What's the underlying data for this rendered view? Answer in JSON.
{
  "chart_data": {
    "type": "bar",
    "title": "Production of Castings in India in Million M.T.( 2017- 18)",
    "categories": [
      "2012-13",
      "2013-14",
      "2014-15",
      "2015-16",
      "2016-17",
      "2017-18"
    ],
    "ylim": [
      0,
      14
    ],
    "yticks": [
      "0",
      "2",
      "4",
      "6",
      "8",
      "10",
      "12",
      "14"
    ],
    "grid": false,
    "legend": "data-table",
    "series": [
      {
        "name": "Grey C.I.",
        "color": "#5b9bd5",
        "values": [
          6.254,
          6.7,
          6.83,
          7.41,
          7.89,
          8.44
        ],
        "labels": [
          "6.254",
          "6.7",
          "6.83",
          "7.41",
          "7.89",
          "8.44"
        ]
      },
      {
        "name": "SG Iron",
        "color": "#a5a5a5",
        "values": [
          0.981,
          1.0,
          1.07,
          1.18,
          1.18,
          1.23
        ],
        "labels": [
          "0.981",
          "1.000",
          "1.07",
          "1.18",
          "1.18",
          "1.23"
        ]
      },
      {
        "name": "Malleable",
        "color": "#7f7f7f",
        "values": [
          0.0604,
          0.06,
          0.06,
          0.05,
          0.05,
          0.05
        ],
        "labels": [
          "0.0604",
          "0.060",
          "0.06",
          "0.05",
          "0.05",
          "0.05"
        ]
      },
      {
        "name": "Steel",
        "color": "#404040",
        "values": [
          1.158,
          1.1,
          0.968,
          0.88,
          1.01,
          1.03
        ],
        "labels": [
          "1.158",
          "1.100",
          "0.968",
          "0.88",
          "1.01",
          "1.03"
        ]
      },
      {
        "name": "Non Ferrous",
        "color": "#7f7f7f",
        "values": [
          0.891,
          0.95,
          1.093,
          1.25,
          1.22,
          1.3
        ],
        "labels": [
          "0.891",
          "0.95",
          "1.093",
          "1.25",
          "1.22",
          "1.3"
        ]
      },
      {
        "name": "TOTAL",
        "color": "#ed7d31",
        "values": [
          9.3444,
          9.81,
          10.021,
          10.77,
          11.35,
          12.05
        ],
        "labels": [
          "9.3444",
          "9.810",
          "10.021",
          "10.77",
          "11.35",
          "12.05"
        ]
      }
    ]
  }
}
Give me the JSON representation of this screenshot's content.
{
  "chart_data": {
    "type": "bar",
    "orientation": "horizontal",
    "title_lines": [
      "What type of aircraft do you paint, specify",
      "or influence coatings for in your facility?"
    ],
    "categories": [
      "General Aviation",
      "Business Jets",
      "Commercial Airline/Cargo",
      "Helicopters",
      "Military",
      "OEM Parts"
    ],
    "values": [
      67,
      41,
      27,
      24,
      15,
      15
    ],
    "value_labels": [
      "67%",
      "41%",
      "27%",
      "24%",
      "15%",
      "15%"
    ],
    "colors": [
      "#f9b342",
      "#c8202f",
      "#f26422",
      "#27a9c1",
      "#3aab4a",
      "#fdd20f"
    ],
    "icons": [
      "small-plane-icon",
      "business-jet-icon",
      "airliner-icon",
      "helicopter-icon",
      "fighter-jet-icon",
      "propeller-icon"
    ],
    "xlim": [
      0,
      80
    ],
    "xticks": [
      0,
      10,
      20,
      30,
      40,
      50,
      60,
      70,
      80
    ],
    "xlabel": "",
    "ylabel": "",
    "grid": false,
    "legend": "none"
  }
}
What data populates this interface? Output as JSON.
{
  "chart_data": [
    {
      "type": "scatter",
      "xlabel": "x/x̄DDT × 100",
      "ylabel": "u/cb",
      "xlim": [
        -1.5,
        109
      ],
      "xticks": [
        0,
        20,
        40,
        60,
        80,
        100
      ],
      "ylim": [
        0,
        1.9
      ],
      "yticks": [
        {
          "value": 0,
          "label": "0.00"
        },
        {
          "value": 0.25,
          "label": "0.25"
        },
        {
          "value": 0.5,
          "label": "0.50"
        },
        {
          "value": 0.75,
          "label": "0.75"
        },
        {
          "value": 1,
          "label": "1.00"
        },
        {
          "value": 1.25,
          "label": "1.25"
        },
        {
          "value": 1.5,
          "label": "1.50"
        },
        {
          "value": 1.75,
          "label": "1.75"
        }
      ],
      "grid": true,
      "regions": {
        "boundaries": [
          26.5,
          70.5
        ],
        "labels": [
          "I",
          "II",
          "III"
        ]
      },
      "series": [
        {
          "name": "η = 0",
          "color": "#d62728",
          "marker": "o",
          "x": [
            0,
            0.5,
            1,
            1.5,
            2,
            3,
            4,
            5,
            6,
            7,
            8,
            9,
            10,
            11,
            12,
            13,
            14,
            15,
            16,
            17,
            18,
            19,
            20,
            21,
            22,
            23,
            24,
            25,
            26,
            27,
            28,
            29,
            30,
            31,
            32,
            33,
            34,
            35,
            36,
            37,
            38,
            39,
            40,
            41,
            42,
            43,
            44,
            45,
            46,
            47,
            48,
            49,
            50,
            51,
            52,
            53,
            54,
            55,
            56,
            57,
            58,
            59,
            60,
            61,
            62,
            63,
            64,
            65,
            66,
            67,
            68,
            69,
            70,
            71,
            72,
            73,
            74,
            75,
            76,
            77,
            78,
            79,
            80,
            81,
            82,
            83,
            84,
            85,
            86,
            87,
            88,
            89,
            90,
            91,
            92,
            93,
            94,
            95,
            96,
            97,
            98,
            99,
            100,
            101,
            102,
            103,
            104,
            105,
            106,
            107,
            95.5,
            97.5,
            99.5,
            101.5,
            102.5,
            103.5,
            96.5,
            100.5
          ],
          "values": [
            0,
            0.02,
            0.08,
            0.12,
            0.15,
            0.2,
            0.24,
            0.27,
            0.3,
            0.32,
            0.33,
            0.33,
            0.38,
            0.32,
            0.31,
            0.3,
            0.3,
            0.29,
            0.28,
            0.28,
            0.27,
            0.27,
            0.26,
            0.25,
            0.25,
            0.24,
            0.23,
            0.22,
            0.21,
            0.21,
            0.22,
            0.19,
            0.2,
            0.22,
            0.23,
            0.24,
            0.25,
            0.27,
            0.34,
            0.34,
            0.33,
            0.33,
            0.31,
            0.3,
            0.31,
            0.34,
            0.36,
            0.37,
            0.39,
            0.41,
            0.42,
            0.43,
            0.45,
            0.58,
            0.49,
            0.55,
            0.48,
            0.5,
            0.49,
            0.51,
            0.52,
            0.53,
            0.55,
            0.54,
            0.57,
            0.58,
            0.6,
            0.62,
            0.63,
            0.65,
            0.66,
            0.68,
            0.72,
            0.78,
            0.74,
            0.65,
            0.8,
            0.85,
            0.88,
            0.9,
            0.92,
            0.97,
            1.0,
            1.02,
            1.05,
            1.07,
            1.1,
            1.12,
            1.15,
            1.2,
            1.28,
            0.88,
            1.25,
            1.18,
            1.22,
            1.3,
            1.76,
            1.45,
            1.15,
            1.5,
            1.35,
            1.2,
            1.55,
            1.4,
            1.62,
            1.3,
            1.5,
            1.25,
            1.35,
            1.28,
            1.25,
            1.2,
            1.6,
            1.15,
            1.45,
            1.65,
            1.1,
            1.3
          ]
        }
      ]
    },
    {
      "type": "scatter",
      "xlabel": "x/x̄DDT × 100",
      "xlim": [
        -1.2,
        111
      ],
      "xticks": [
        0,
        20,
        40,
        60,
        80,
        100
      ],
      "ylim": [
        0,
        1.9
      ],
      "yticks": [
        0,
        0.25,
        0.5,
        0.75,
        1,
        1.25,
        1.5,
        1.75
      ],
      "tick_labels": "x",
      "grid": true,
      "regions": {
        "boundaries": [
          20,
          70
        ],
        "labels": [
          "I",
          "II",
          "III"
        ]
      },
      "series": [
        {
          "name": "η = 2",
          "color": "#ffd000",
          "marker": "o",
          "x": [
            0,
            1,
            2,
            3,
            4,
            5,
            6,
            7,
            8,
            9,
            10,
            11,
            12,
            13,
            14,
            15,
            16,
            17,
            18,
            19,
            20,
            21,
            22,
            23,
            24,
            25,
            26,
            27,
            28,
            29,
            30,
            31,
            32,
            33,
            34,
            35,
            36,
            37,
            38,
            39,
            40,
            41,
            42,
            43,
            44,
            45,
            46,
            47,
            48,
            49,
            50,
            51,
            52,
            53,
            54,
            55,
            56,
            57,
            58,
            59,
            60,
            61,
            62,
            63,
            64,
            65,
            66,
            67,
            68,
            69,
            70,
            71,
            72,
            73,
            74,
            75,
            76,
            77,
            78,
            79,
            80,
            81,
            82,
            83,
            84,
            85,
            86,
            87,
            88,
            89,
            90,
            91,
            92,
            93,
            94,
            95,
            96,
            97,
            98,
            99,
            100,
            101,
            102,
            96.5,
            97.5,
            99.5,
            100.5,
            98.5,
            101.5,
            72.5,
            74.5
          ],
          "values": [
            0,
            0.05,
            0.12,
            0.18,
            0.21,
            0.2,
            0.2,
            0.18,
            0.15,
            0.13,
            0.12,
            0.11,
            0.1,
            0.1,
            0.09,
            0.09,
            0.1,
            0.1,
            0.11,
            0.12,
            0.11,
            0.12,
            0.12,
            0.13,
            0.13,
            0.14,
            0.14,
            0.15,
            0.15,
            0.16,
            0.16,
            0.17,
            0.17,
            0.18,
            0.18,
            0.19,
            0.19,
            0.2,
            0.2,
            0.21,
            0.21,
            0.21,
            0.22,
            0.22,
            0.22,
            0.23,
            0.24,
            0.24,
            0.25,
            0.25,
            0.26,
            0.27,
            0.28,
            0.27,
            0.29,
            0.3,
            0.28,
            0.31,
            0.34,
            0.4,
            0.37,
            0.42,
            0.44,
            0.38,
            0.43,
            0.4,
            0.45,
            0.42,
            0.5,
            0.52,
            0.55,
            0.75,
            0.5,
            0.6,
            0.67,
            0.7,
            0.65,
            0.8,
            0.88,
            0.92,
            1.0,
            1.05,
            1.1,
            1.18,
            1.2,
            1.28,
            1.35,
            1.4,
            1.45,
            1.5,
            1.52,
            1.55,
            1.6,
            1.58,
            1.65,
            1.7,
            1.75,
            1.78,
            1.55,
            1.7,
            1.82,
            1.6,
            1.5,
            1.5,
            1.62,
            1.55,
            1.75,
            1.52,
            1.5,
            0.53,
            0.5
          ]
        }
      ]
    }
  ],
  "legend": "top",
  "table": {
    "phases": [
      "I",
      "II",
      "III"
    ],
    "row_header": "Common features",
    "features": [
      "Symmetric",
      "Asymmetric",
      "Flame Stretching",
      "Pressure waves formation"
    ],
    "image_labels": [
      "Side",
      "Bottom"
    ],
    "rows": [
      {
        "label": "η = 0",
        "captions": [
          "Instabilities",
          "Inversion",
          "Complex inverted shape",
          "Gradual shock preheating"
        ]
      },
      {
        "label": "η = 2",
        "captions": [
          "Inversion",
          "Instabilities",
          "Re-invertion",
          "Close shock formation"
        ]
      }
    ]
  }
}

*TASK:* Each line in the entries above that includes the string "JSON" should be extracted.

*OUTPUT FOR THIS EXERCISE:*
What's the underlying data for this rendered view? Answer in JSON.
Give me the JSON representation of this screenshot's content.
What data populates this interface? Output as JSON.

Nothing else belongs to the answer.